Instruction: Copy whichever lines contain the string "false".

Information provided:

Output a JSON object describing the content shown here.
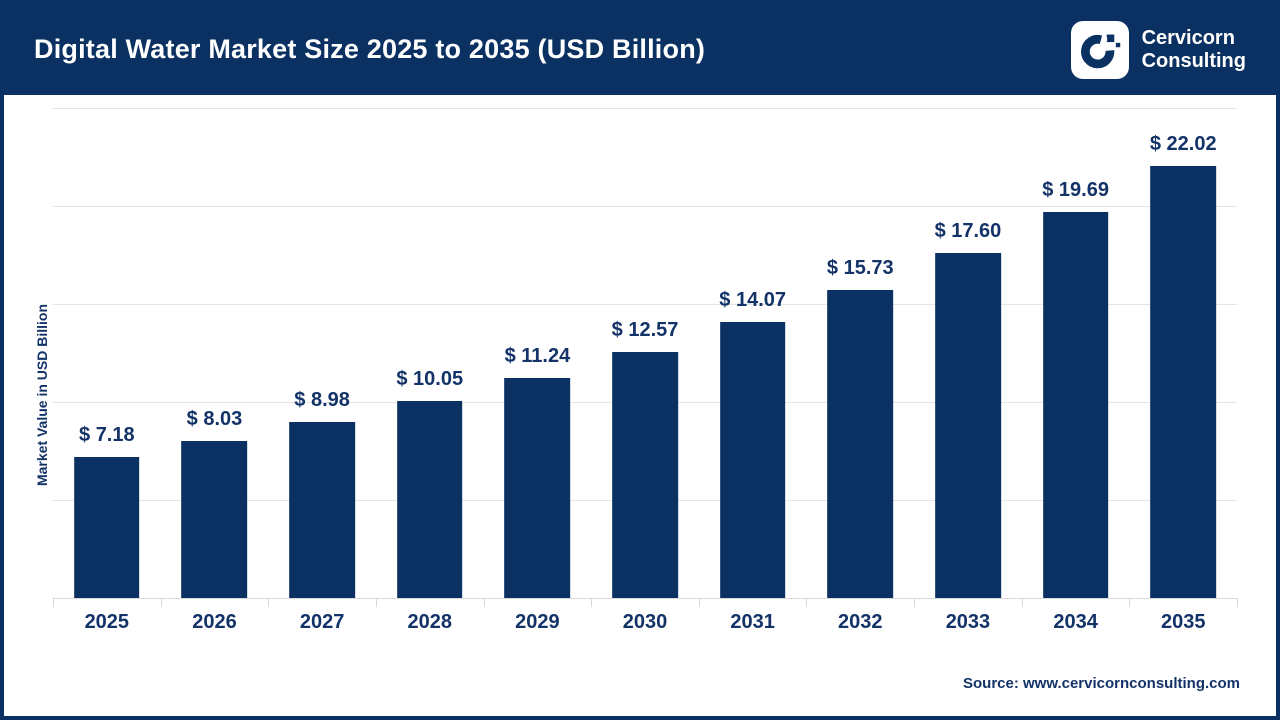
{
  "header": {
    "title": "Digital Water Market Size 2025 to 2035 (USD Billion)",
    "logo": {
      "line1": "Cervicorn",
      "line2": "Consulting"
    }
  },
  "chart_data": {
    "type": "bar",
    "title": "Digital Water Market Size 2025 to 2035 (USD Billion)",
    "categories": [
      "2025",
      "2026",
      "2027",
      "2028",
      "2029",
      "2030",
      "2031",
      "2032",
      "2033",
      "2034",
      "2035"
    ],
    "values": [
      7.18,
      8.03,
      8.98,
      10.05,
      11.24,
      12.57,
      14.07,
      15.73,
      17.6,
      19.69,
      22.02
    ],
    "value_prefix": "$ ",
    "xlabel": "",
    "ylabel": "Market Value in USD Billion",
    "ylim": [
      0,
      25
    ],
    "grid_step": 5,
    "grid": true,
    "legend": false,
    "y_tick_labels_shown": false
  },
  "footer": {
    "source": "Source: www.cervicornconsulting.com"
  },
  "colors": {
    "navy": "#0a3161",
    "text_navy": "#133368",
    "gridline": "#e4e4e4",
    "axis": "#d9d9d9",
    "background": "#ffffff",
    "title_text": "#ffffff"
  }
}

Response to this task:
    "legend": false,
    "y_tick_labels_shown": false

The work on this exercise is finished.